Then I continued going, running less and walking more. I couldn’t take any gels because of my stomach issues so I was also starting to feel tired as the sun beat down on me. I walked past the 37k mark, which was on the other side of the course and saw a pace bunny sitting by an aid station throwing up. I heard someone ask if she was ok and she said she couldn’t keep any liquid down. I saw a lot of puke along the race course, so I know she wasn’t the only one.
I went past 24 Sussex Dr. (the Prime Minister’s house, though that’s not where he’s living right now due to it being in disrepair). I stopped and took some video. I thought about all of the ways I could quit the race. I thought about how I could stop at an aid station and try to get a ride back to the finish line. I thought about how if I quit the race now I could shower in my hotel room and then go meet up with my friends who live in Ottawa and have something to eat. I’m stubborn though, so I just kept going.
As I was thinking about yet another reason to give up, I saw someone go by with a brace on her leg and “@karengeterdone” printed on the back of her shirt. It was Karen! I called out to her and when we saw each other, it was a turning point in my race. I can’t describe how happy I was to see her and I knew at that moment that we were going to finish. I can’t explain it. I just knew. She was having a rough race too but keeping a good attitude. We even stopped and took a selfie. We ran into someone else who she knew and suddenly there were three of us, out in the part of the course that I like to call the desert. The desert has no spectators, aid stations are mostly packed up, the sponge station is out of sponges and there’s very little cover from the sun. We ran and walked together for a while and then I had to use another porta potty and lost them.
I continued on my own, enjoying freezies from kids along the way. As I passed every aid station I did a check in with myself. I felt mostly fine; no nausea, headaches, no puking or dizzyness. Strangely I did feel a little chilly despite the heat, but other than that I couldn’t think of a good reason not to continue. I also had a mosquito bite on my hand. I think I’m allergic to mosquitoes because my bites swell up.

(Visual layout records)
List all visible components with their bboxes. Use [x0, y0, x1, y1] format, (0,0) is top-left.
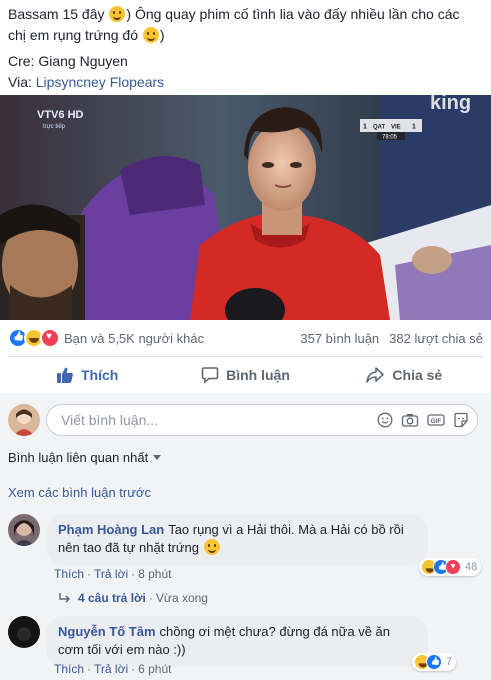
score-home-team: QAT	[373, 125, 386, 131]
love-reaction-icon	[40, 328, 60, 348]
thumbs-up-icon	[56, 367, 73, 383]
reply-arrow-icon	[59, 593, 71, 603]
avatar-image	[8, 404, 40, 436]
love-reaction-icon	[445, 559, 461, 575]
score-home-value: 1	[363, 124, 367, 131]
share-arrow-icon	[366, 367, 385, 383]
separator-dot: ·	[131, 662, 136, 676]
comment-item: Phạm Hoàng Lan Tao rụng vì a Hải thôi. Mà…	[8, 514, 428, 565]
commenter-avatar[interactable]	[8, 616, 40, 648]
post-caption: Bassam 15 đây ) Ông quay phim cố tình li…	[0, 0, 491, 93]
watermark-text: king	[430, 95, 471, 114]
separator-dot: ·	[148, 591, 153, 605]
shares-count-link[interactable]: 382 lượt chia sẻ	[389, 331, 483, 346]
avatar-image	[8, 616, 40, 648]
caption-via: Via: Lipsyncney Flopears	[8, 72, 483, 93]
caption-line-1: Bassam 15 đây ) Ông quay phim cố tình li…	[8, 4, 483, 25]
caption-text-a: Bassam 15 đây	[8, 6, 105, 22]
comment-reactions[interactable]: 7	[412, 653, 457, 671]
caption-text-d: )	[159, 27, 165, 43]
separator-dot: ·	[131, 567, 136, 581]
via-page-link[interactable]: Lipsyncney Flopears	[36, 74, 164, 90]
comment-like-link[interactable]: Thích	[54, 662, 84, 676]
reactions-summary[interactable]: Bạn và 5,5K người khác	[64, 331, 204, 346]
comment-composer: GIF	[8, 404, 478, 436]
credit-name: Giang Nguyen	[38, 53, 128, 69]
like-label: Thích	[80, 367, 119, 383]
camera-icon[interactable]	[401, 412, 419, 428]
caption-text-c: chị em rụng trứng đó	[8, 27, 138, 43]
comment-bubble: Phạm Hoàng Lan Tao rụng vì a Hải thôi. Mà…	[46, 514, 428, 565]
sort-label: Bình luận liên quan nhất	[8, 450, 149, 465]
comment-item: Nguyễn Tố Tâm chồng ơi mệt chưa? đừng đá …	[8, 616, 428, 667]
emoji-icon[interactable]	[377, 412, 393, 428]
comment-like-link[interactable]: Thích	[54, 567, 84, 581]
comment-button[interactable]: Bình luận	[166, 366, 324, 384]
post-actions: Thích Bình luận Chia sẻ	[8, 357, 483, 393]
comment-meta: Thích · Trả lời · 8 phút	[54, 567, 171, 581]
replies-count: 4 câu trả lời	[78, 591, 146, 605]
comment-time[interactable]: 8 phút	[138, 567, 171, 581]
comment-reaction-count: 48	[465, 561, 478, 573]
separator-dot: ·	[87, 567, 92, 581]
credit-label: Cre:	[8, 53, 35, 69]
like-button[interactable]: Thích	[8, 366, 166, 384]
reaction-icons[interactable]	[8, 328, 60, 348]
comments-section: GIF Bình luận liên quan nhất Xem các bìn…	[0, 393, 491, 680]
comment-reply-link[interactable]: Trả lời	[94, 567, 128, 581]
comment-time[interactable]: 6 phút	[138, 662, 171, 676]
caption-credit: Cre: Giang Nguyen	[8, 51, 483, 72]
via-label: Via:	[8, 74, 32, 90]
match-clock: 78:05	[382, 135, 398, 141]
sticker-icon[interactable]	[453, 412, 469, 428]
caption-text-b: ) Ông quay phim cố tình lia vào đấy nhiề…	[126, 6, 460, 22]
caption-line-2: chị em rụng trứng đó )	[8, 25, 483, 46]
commenter-avatar[interactable]	[8, 514, 40, 546]
reaction-stats-bar: Bạn và 5,5K người khác 357 bình luận 382…	[8, 328, 483, 348]
smile-emoji-icon	[109, 6, 126, 22]
comment-bubble: Nguyễn Tố Tâm chồng ơi mệt chưa? đừng đá …	[46, 616, 428, 667]
comment-meta: Thích · Trả lời · 6 phút	[54, 662, 171, 676]
channel-logo: VTV6 HD	[37, 109, 84, 121]
current-user-avatar[interactable]	[8, 404, 40, 436]
commenter-name[interactable]: Phạm Hoàng Lan	[58, 522, 164, 537]
score-away-team: VIE	[391, 125, 401, 131]
chevron-down-icon	[153, 455, 162, 460]
comment-sort-dropdown[interactable]: Bình luận liên quan nhất	[8, 450, 162, 465]
score-away-value: 1	[412, 124, 416, 131]
gif-icon[interactable]: GIF	[427, 412, 445, 428]
smile-emoji-icon	[203, 539, 220, 555]
video-frame: VTV6 HD trực tiếp king 1 QAT VIE 1 78:05	[0, 95, 491, 320]
share-label: Chia sẻ	[392, 367, 443, 383]
share-button[interactable]: Chia sẻ	[325, 366, 483, 384]
svg-text:GIF: GIF	[431, 418, 442, 425]
replies-time: Vừa xong	[155, 591, 208, 605]
smile-emoji-icon	[142, 27, 159, 43]
comment-input-box: GIF	[46, 404, 478, 436]
post-video[interactable]: VTV6 HD trực tiếp king 1 QAT VIE 1 78:05	[0, 95, 491, 320]
comment-reaction-count: 7	[446, 656, 453, 668]
comment-input[interactable]	[59, 411, 369, 429]
comment-reactions[interactable]: 48	[419, 558, 482, 576]
comment-reply-link[interactable]: Trả lời	[94, 662, 128, 676]
like-reaction-icon	[426, 654, 442, 670]
commenter-name[interactable]: Nguyễn Tố Tâm	[58, 624, 156, 639]
avatar-image	[8, 514, 40, 546]
live-label: trực tiếp	[43, 124, 66, 130]
comment-bubble-icon	[201, 367, 219, 384]
view-previous-comments-link[interactable]: Xem các bình luận trước	[8, 485, 151, 500]
comment-label: Bình luận	[226, 367, 290, 383]
comments-count-link[interactable]: 357 bình luận	[300, 331, 379, 346]
separator-dot: ·	[87, 662, 92, 676]
view-replies-link[interactable]: 4 câu trả lời · Vừa xong	[58, 591, 208, 605]
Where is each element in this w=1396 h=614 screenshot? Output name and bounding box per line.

THE TASKS
a. Please decide whether each statement agrees with the race account, answering yes or no and quoting the deciding words: (i) The runner took gels to keep up energy. (ii) Karen's shirt had "@karengeterdone" printed on the back. (iii) At the sponge station in the desert, the sponges had run out.
b. According to the race account, what are all the features of the part of the course called the desert?
c. Extend the race account past its final sentence.
This material has no connection to the race account.

ANSWERS FOR THIS EXERCISE
a.
(i) No: "I couldn’t take any gels because of my stomach issues"
(ii) Yes: "“@karengeterdone” printed on the back of her shirt"
(iii) Yes: "the sponge station is out of sponges"

b.
- No spectators
- Aid stations mostly packed up
- The sponge station out of sponges
- Very little cover from the sun

c.
I saw people in “Extra Mile” orange shirts along the way who smiled at me and said encouraging things. I finally got to the 37k mark and thought of the pace bunny who was down earlier. I hoped she was ok. At this point it was very empty but people were still out cheering. A woman with a half marathon medal pushing a stroller shouted “Way to go! I have so much respect for people who run the full marathon. You can do it!” I saw the woman in the rainbow tutu and the wand again and she cheered for me too. I must have looked better because she didn’t ask me if I was ok this time!
Around the 39k mark a woman who was also walking started talking to me. Her name was Sara and it was her first full marathon. She was hoping to finish in under six hours. I was so happy for her and told her she was going to do it. We had a nice chat and then she ran the last few kilometres.
With one kilometre to go the woman carrying the American flag passed me and I told her she was looking good. She said the same to me too. One of the stations offered to pour cold water on my neck, so I took that option and revelled in it.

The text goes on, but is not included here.